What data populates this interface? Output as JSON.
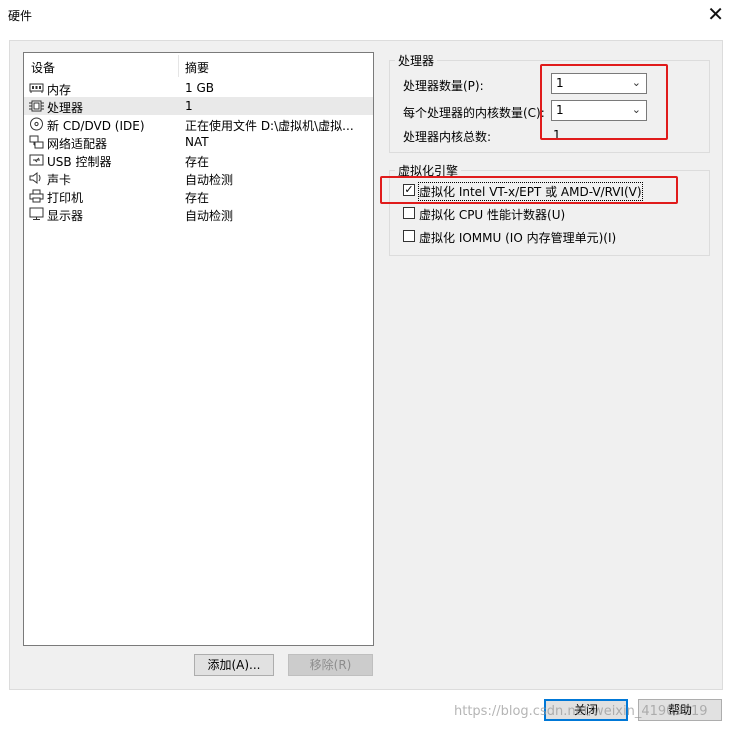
{
  "window": {
    "title": "硬件",
    "close_glyph": "✕"
  },
  "device_list": {
    "col_device": "设备",
    "col_summary": "摘要",
    "rows": [
      {
        "icon": "memory-icon",
        "name": "内存",
        "summary": "1 GB"
      },
      {
        "icon": "processor-icon",
        "name": "处理器",
        "summary": "1",
        "selected": true
      },
      {
        "icon": "cd-dvd-icon",
        "name": "新 CD/DVD (IDE)",
        "summary": "正在使用文件 D:\\虚拟机\\虚拟..."
      },
      {
        "icon": "network-adapter-icon",
        "name": "网络适配器",
        "summary": "NAT"
      },
      {
        "icon": "usb-icon",
        "name": "USB 控制器",
        "summary": "存在"
      },
      {
        "icon": "sound-card-icon",
        "name": "声卡",
        "summary": "自动检测"
      },
      {
        "icon": "printer-icon",
        "name": "打印机",
        "summary": "存在"
      },
      {
        "icon": "display-icon",
        "name": "显示器",
        "summary": "自动检测"
      }
    ]
  },
  "buttons": {
    "add": "添加(A)...",
    "remove": "移除(R)",
    "close": "关闭",
    "help": "帮助"
  },
  "processors": {
    "group_label": "处理器",
    "count_label": "处理器数量(P):",
    "count_value": "1",
    "cores_label": "每个处理器的内核数量(C):",
    "cores_value": "1",
    "total_label": "处理器内核总数:",
    "total_value": "1"
  },
  "virtualization": {
    "group_label": "虚拟化引擎",
    "options": [
      {
        "label": "虚拟化 Intel VT-x/EPT 或 AMD-V/RVI(V)",
        "checked": true
      },
      {
        "label": "虚拟化 CPU 性能计数器(U)",
        "checked": false
      },
      {
        "label": "虚拟化 IOMMU (IO 内存管理单元)(I)",
        "checked": false
      }
    ]
  },
  "watermark": "https://blog.csdn.net/weixin_41909519",
  "colors": {
    "highlight_red": "#e01b1b",
    "default_button_border": "#0078d7"
  }
}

» **TASK GOAL**
All of the material above should be reproduced exactly, except the pictures.

» **EXERCISE RESULT**
What data populates this interface? Output as JSON.
{
  "window": {
    "title": "硬件",
    "close_glyph": "✕"
  },
  "device_list": {
    "col_device": "设备",
    "col_summary": "摘要",
    "rows": [
      {
        "icon": "memory-icon",
        "name": "内存",
        "summary": "1 GB"
      },
      {
        "icon": "processor-icon",
        "name": "处理器",
        "summary": "1",
        "selected": true
      },
      {
        "icon": "cd-dvd-icon",
        "name": "新 CD/DVD (IDE)",
        "summary": "正在使用文件 D:\\虚拟机\\虚拟..."
      },
      {
        "icon": "network-adapter-icon",
        "name": "网络适配器",
        "summary": "NAT"
      },
      {
        "icon": "usb-icon",
        "name": "USB 控制器",
        "summary": "存在"
      },
      {
        "icon": "sound-card-icon",
        "name": "声卡",
        "summary": "自动检测"
      },
      {
        "icon": "printer-icon",
        "name": "打印机",
        "summary": "存在"
      },
      {
        "icon": "display-icon",
        "name": "显示器",
        "summary": "自动检测"
      }
    ]
  },
  "buttons": {
    "add": "添加(A)...",
    "remove": "移除(R)",
    "close": "关闭",
    "help": "帮助"
  },
  "processors": {
    "group_label": "处理器",
    "count_label": "处理器数量(P):",
    "count_value": "1",
    "cores_label": "每个处理器的内核数量(C):",
    "cores_value": "1",
    "total_label": "处理器内核总数:",
    "total_value": "1"
  },
  "virtualization": {
    "group_label": "虚拟化引擎",
    "options": [
      {
        "label": "虚拟化 Intel VT-x/EPT 或 AMD-V/RVI(V)",
        "checked": true
      },
      {
        "label": "虚拟化 CPU 性能计数器(U)",
        "checked": false
      },
      {
        "label": "虚拟化 IOMMU (IO 内存管理单元)(I)",
        "checked": false
      }
    ]
  },
  "watermark": "https://blog.csdn.net/weixin_41909519",
  "colors": {
    "highlight_red": "#e01b1b",
    "default_button_border": "#0078d7"
  }
}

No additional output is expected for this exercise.